Give the listing again character for character, but drop the images.
====== MATERIAL SHOWN ======
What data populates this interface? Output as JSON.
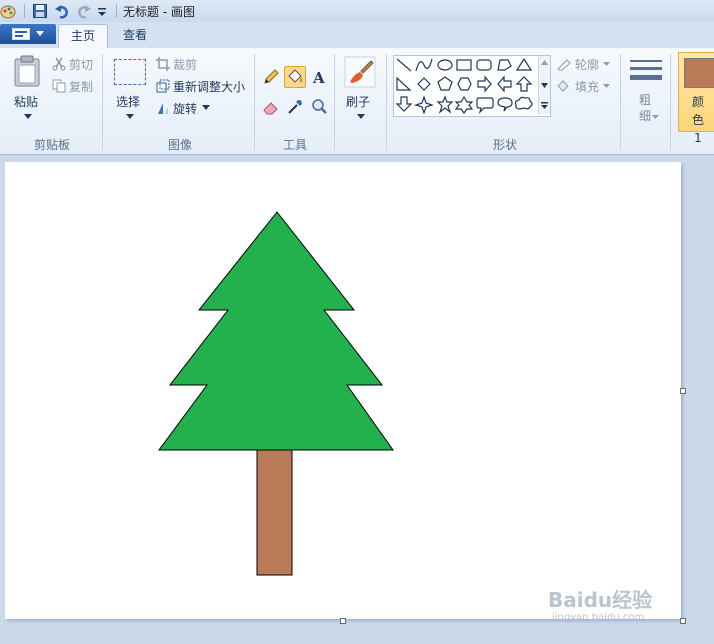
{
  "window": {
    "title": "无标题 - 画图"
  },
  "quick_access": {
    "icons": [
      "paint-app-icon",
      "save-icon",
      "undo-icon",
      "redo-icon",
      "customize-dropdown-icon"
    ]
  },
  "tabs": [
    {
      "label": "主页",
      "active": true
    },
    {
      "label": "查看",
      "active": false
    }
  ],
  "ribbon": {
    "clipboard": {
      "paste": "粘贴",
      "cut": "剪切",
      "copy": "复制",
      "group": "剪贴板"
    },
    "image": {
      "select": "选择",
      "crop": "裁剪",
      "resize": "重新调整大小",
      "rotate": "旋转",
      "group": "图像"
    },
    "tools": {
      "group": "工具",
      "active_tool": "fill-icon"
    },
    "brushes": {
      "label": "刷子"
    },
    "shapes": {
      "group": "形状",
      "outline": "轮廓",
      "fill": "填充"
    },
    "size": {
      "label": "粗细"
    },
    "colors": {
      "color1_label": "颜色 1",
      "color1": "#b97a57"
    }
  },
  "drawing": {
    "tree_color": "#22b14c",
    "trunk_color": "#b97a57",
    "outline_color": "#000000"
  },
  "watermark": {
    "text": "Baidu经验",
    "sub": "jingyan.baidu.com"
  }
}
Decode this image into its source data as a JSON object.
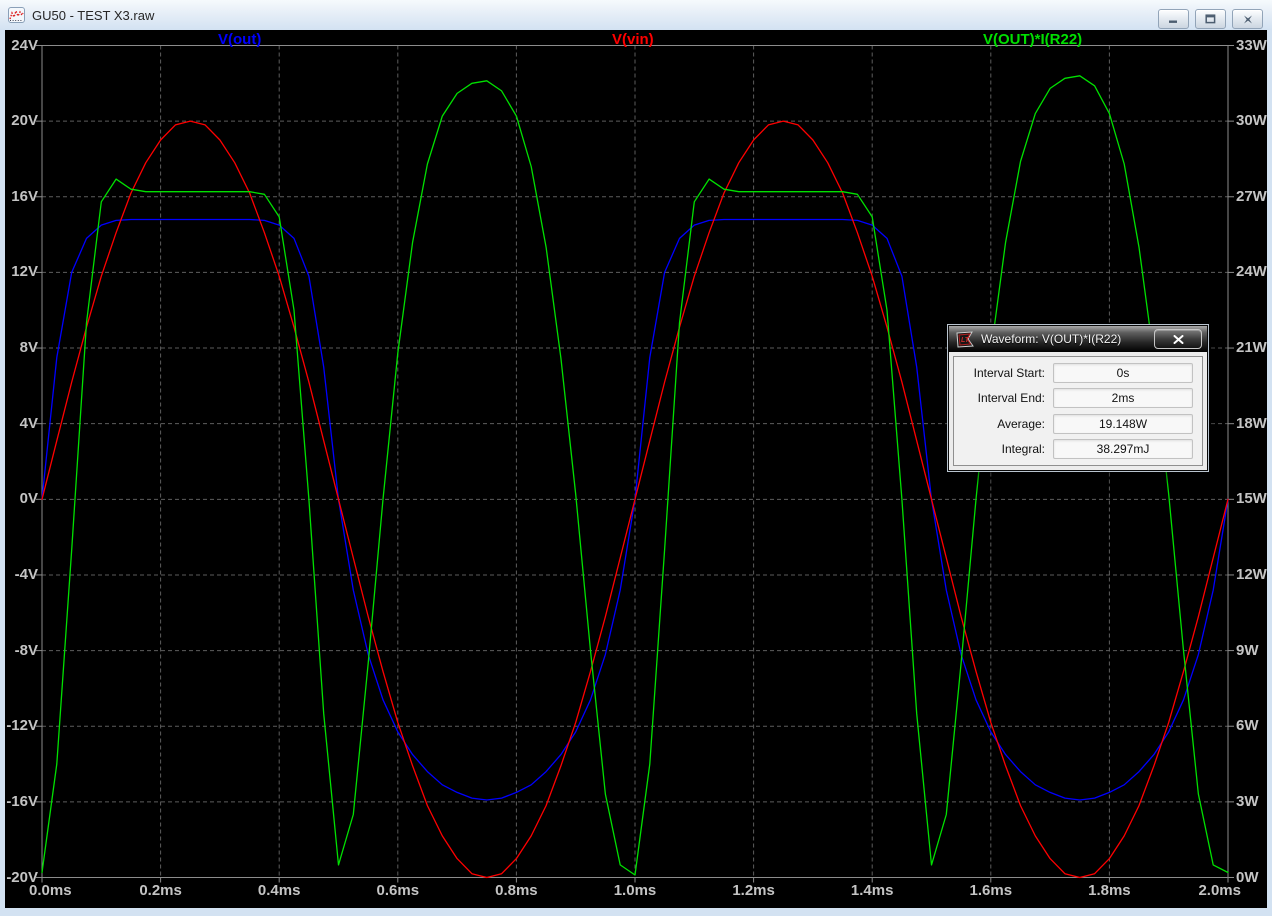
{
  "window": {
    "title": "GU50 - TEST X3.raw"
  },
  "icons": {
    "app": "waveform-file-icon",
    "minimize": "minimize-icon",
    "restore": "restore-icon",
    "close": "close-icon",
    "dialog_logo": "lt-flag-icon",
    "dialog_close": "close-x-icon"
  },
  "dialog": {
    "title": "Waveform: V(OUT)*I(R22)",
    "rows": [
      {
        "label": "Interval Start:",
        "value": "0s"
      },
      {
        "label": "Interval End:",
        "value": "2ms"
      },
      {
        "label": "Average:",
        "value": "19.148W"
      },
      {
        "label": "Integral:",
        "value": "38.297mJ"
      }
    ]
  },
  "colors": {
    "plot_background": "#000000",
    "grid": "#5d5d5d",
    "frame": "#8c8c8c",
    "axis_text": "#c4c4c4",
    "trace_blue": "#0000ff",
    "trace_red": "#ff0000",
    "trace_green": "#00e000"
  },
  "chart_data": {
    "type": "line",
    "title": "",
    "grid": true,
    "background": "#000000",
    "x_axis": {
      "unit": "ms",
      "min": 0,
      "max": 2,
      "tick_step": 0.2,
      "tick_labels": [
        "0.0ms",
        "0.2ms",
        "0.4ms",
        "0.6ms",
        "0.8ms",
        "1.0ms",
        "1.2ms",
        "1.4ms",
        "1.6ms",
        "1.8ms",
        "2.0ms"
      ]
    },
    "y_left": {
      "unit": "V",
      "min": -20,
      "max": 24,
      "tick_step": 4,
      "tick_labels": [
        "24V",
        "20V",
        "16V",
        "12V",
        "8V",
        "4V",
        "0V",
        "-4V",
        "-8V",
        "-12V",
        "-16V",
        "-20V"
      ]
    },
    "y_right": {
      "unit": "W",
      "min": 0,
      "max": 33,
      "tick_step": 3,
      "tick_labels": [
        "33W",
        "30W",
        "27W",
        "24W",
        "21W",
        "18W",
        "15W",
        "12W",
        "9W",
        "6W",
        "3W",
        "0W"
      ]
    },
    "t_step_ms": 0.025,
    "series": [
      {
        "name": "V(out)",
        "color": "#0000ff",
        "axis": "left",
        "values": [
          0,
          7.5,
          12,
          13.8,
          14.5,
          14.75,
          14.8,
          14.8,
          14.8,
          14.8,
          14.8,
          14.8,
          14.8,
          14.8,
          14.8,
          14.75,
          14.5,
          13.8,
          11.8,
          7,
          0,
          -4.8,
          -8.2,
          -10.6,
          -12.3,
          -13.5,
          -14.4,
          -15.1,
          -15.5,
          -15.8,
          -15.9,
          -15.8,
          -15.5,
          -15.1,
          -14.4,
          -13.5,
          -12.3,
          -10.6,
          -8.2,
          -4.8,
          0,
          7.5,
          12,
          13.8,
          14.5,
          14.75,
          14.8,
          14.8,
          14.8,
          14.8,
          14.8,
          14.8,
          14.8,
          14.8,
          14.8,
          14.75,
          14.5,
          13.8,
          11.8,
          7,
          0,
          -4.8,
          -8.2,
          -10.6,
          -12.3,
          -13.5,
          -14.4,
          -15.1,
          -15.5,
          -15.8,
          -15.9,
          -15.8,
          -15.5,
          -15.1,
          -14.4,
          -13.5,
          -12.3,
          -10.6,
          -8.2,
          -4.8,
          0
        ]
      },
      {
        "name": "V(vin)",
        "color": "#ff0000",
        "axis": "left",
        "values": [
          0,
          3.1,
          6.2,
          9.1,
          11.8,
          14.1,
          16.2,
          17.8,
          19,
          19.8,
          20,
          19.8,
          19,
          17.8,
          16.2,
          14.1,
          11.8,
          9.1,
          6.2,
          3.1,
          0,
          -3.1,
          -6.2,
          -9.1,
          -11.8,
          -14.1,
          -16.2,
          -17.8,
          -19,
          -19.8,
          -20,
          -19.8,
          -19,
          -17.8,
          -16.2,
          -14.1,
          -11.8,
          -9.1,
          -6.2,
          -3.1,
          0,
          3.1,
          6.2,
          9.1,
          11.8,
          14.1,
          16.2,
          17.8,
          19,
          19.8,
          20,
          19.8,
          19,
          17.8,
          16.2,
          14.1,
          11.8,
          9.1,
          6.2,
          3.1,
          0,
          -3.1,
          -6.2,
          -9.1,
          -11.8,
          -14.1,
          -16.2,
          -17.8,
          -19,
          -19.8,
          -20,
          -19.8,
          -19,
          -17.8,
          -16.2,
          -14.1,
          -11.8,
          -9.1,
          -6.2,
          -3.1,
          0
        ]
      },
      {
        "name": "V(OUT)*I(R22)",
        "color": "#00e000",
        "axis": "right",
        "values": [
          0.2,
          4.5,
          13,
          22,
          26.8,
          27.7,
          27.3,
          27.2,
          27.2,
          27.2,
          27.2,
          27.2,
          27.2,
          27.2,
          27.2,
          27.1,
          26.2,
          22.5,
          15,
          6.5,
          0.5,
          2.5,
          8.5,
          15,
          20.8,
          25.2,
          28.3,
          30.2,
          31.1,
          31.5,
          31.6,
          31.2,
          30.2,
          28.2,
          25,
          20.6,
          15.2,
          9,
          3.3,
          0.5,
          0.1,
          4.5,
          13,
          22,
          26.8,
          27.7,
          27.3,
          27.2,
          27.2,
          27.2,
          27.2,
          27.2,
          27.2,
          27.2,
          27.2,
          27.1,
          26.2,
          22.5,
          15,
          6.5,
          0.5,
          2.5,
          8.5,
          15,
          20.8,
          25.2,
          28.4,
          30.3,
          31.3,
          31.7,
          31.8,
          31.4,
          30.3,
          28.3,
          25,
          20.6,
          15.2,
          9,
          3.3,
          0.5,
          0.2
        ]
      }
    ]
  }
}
======
**ANSWER TO THE PROBLEM**
What data populates this interface? Output as JSON.
{
  "window": {
    "title": "无标题 - 画图"
  },
  "quick_access": {
    "icons": [
      "paint-app-icon",
      "save-icon",
      "undo-icon",
      "redo-icon",
      "customize-dropdown-icon"
    ]
  },
  "tabs": [
    {
      "label": "主页",
      "active": true
    },
    {
      "label": "查看",
      "active": false
    }
  ],
  "ribbon": {
    "clipboard": {
      "paste": "粘贴",
      "cut": "剪切",
      "copy": "复制",
      "group": "剪贴板"
    },
    "image": {
      "select": "选择",
      "crop": "裁剪",
      "resize": "重新调整大小",
      "rotate": "旋转",
      "group": "图像"
    },
    "tools": {
      "group": "工具",
      "active_tool": "fill-icon"
    },
    "brushes": {
      "label": "刷子"
    },
    "shapes": {
      "group": "形状",
      "outline": "轮廓",
      "fill": "填充"
    },
    "size": {
      "label": "粗细"
    },
    "colors": {
      "color1_label": "颜色 1",
      "color1": "#b97a57"
    }
  },
  "drawing": {
    "tree_color": "#22b14c",
    "trunk_color": "#b97a57",
    "outline_color": "#000000"
  },
  "watermark": {
    "text": "Baidu经验",
    "sub": "jingyan.baidu.com"
  }
}
Decode this image into its source data as a JSON object.
{
  "window": {
    "title": "GU50 - TEST X3.raw"
  },
  "icons": {
    "app": "waveform-file-icon",
    "minimize": "minimize-icon",
    "restore": "restore-icon",
    "close": "close-icon",
    "dialog_logo": "lt-flag-icon",
    "dialog_close": "close-x-icon"
  },
  "dialog": {
    "title": "Waveform: V(OUT)*I(R22)",
    "rows": [
      {
        "label": "Interval Start:",
        "value": "0s"
      },
      {
        "label": "Interval End:",
        "value": "2ms"
      },
      {
        "label": "Average:",
        "value": "19.148W"
      },
      {
        "label": "Integral:",
        "value": "38.297mJ"
      }
    ]
  },
  "colors": {
    "plot_background": "#000000",
    "grid": "#5d5d5d",
    "frame": "#8c8c8c",
    "axis_text": "#c4c4c4",
    "trace_blue": "#0000ff",
    "trace_red": "#ff0000",
    "trace_green": "#00e000"
  },
  "chart_data": {
    "type": "line",
    "title": "",
    "grid": true,
    "background": "#000000",
    "x_axis": {
      "unit": "ms",
      "min": 0,
      "max": 2,
      "tick_step": 0.2,
      "tick_labels": [
        "0.0ms",
        "0.2ms",
        "0.4ms",
        "0.6ms",
        "0.8ms",
        "1.0ms",
        "1.2ms",
        "1.4ms",
        "1.6ms",
        "1.8ms",
        "2.0ms"
      ]
    },
    "y_left": {
      "unit": "V",
      "min": -20,
      "max": 24,
      "tick_step": 4,
      "tick_labels": [
        "24V",
        "20V",
        "16V",
        "12V",
        "8V",
        "4V",
        "0V",
        "-4V",
        "-8V",
        "-12V",
        "-16V",
        "-20V"
      ]
    },
    "y_right": {
      "unit": "W",
      "min": 0,
      "max": 33,
      "tick_step": 3,
      "tick_labels": [
        "33W",
        "30W",
        "27W",
        "24W",
        "21W",
        "18W",
        "15W",
        "12W",
        "9W",
        "6W",
        "3W",
        "0W"
      ]
    },
    "t_step_ms": 0.025,
    "series": [
      {
        "name": "V(out)",
        "color": "#0000ff",
        "axis": "left",
        "values": [
          0,
          7.5,
          12,
          13.8,
          14.5,
          14.75,
          14.8,
          14.8,
          14.8,
          14.8,
          14.8,
          14.8,
          14.8,
          14.8,
          14.8,
          14.75,
          14.5,
          13.8,
          11.8,
          7,
          0,
          -4.8,
          -8.2,
          -10.6,
          -12.3,
          -13.5,
          -14.4,
          -15.1,
          -15.5,
          -15.8,
          -15.9,
          -15.8,
          -15.5,
          -15.1,
          -14.4,
          -13.5,
          -12.3,
          -10.6,
          -8.2,
          -4.8,
          0,
          7.5,
          12,
          13.8,
          14.5,
          14.75,
          14.8,
          14.8,
          14.8,
          14.8,
          14.8,
          14.8,
          14.8,
          14.8,
          14.8,
          14.75,
          14.5,
          13.8,
          11.8,
          7,
          0,
          -4.8,
          -8.2,
          -10.6,
          -12.3,
          -13.5,
          -14.4,
          -15.1,
          -15.5,
          -15.8,
          -15.9,
          -15.8,
          -15.5,
          -15.1,
          -14.4,
          -13.5,
          -12.3,
          -10.6,
          -8.2,
          -4.8,
          0
        ]
      },
      {
        "name": "V(vin)",
        "color": "#ff0000",
        "axis": "left",
        "values": [
          0,
          3.1,
          6.2,
          9.1,
          11.8,
          14.1,
          16.2,
          17.8,
          19,
          19.8,
          20,
          19.8,
          19,
          17.8,
          16.2,
          14.1,
          11.8,
          9.1,
          6.2,
          3.1,
          0,
          -3.1,
          -6.2,
          -9.1,
          -11.8,
          -14.1,
          -16.2,
          -17.8,
          -19,
          -19.8,
          -20,
          -19.8,
          -19,
          -17.8,
          -16.2,
          -14.1,
          -11.8,
          -9.1,
          -6.2,
          -3.1,
          0,
          3.1,
          6.2,
          9.1,
          11.8,
          14.1,
          16.2,
          17.8,
          19,
          19.8,
          20,
          19.8,
          19,
          17.8,
          16.2,
          14.1,
          11.8,
          9.1,
          6.2,
          3.1,
          0,
          -3.1,
          -6.2,
          -9.1,
          -11.8,
          -14.1,
          -16.2,
          -17.8,
          -19,
          -19.8,
          -20,
          -19.8,
          -19,
          -17.8,
          -16.2,
          -14.1,
          -11.8,
          -9.1,
          -6.2,
          -3.1,
          0
        ]
      },
      {
        "name": "V(OUT)*I(R22)",
        "color": "#00e000",
        "axis": "right",
        "values": [
          0.2,
          4.5,
          13,
          22,
          26.8,
          27.7,
          27.3,
          27.2,
          27.2,
          27.2,
          27.2,
          27.2,
          27.2,
          27.2,
          27.2,
          27.1,
          26.2,
          22.5,
          15,
          6.5,
          0.5,
          2.5,
          8.5,
          15,
          20.8,
          25.2,
          28.3,
          30.2,
          31.1,
          31.5,
          31.6,
          31.2,
          30.2,
          28.2,
          25,
          20.6,
          15.2,
          9,
          3.3,
          0.5,
          0.1,
          4.5,
          13,
          22,
          26.8,
          27.7,
          27.3,
          27.2,
          27.2,
          27.2,
          27.2,
          27.2,
          27.2,
          27.2,
          27.2,
          27.1,
          26.2,
          22.5,
          15,
          6.5,
          0.5,
          2.5,
          8.5,
          15,
          20.8,
          25.2,
          28.4,
          30.3,
          31.3,
          31.7,
          31.8,
          31.4,
          30.3,
          28.3,
          25,
          20.6,
          15.2,
          9,
          3.3,
          0.5,
          0.2
        ]
      }
    ]
  }
}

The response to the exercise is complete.